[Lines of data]
------------------------------------------------------------
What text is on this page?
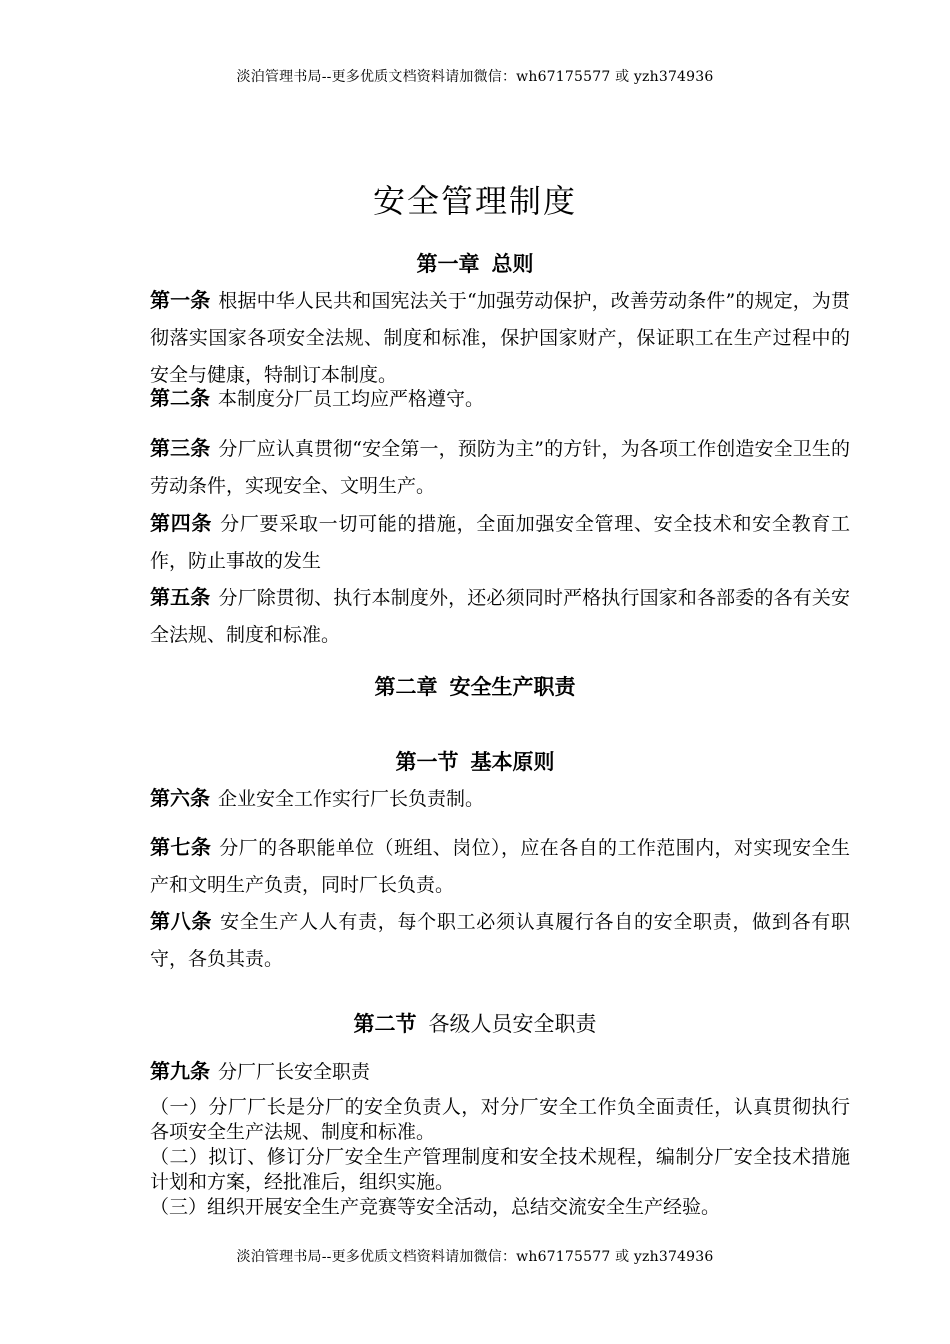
淡泊管理书局--更多优质文档资料请加微信：wh67175577 或 yzh374936
安全管理制度
第一章 总则
第一条 根据中华人民共和国宪法关于“加强劳动保护，改善劳动条件”的规定，为贯彻落实国家各项安全法规、制度和标准，保护国家财产，保证职工在生产过程中的安全与健康，特制订本制度。
第二条 本制度分厂员工均应严格遵守。
第三条 分厂应认真贯彻“安全第一，预防为主”的方针，为各项工作创造安全卫生的劳动条件，实现安全、文明生产。
第四条 分厂要采取一切可能的措施，全面加强安全管理、安全技术和安全教育工作，防止事故的发生
第五条 分厂除贯彻、执行本制度外，还必须同时严格执行国家和各部委的各有关安全法规、制度和标准。
第二章 安全生产职责
第一节 基本原则
第六条 企业安全工作实行厂长负责制。
第七条 分厂的各职能单位（班组、岗位），应在各自的工作范围内，对实现安全生产和文明生产负责，同时厂长负责。
第八条 安全生产人人有责，每个职工必须认真履行各自的安全职责，做到各有职守，各负其责。
第二节 各级人员安全职责
第九条 分厂厂长安全职责
（一）分厂厂长是分厂的安全负责人，对分厂安全工作负全面责任，认真贯彻执行各项安全生产法规、制度和标准。
（二）拟订、修订分厂安全生产管理制度和安全技术规程，编制分厂安全技术措施计划和方案，经批准后，组织实施。
（三）组织开展安全生产竞赛等安全活动，总结交流安全生产经验。
淡泊管理书局--更多优质文档资料请加微信：wh67175577 或 yzh374936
------------------------------------------------------------
— What the exercise asks —
From the material above, copy everything exactly but the pictures.

— Full output —
What text is on this page?
淡泊管理书局--更多优质文档资料请加微信：wh67175577 或 yzh374936
安全管理制度
第一章 总则
第一条 根据中华人民共和国宪法关于“加强劳动保护，改善劳动条件”的规定，为贯彻落实国家各项安全法规、制度和标准，保护国家财产，保证职工在生产过程中的安全与健康，特制订本制度。
第二条 本制度分厂员工均应严格遵守。
第三条 分厂应认真贯彻“安全第一，预防为主”的方针，为各项工作创造安全卫生的劳动条件，实现安全、文明生产。
第四条 分厂要采取一切可能的措施，全面加强安全管理、安全技术和安全教育工作，防止事故的发生
第五条 分厂除贯彻、执行本制度外，还必须同时严格执行国家和各部委的各有关安全法规、制度和标准。
第二章 安全生产职责
第一节 基本原则
第六条 企业安全工作实行厂长负责制。
第七条 分厂的各职能单位（班组、岗位），应在各自的工作范围内，对实现安全生产和文明生产负责，同时厂长负责。
第八条 安全生产人人有责，每个职工必须认真履行各自的安全职责，做到各有职守，各负其责。
第二节 各级人员安全职责
第九条 分厂厂长安全职责
（一）分厂厂长是分厂的安全负责人，对分厂安全工作负全面责任，认真贯彻执行各项安全生产法规、制度和标准。
（二）拟订、修订分厂安全生产管理制度和安全技术规程，编制分厂安全技术措施计划和方案，经批准后，组织实施。
（三）组织开展安全生产竞赛等安全活动，总结交流安全生产经验。
淡泊管理书局--更多优质文档资料请加微信：wh67175577 或 yzh374936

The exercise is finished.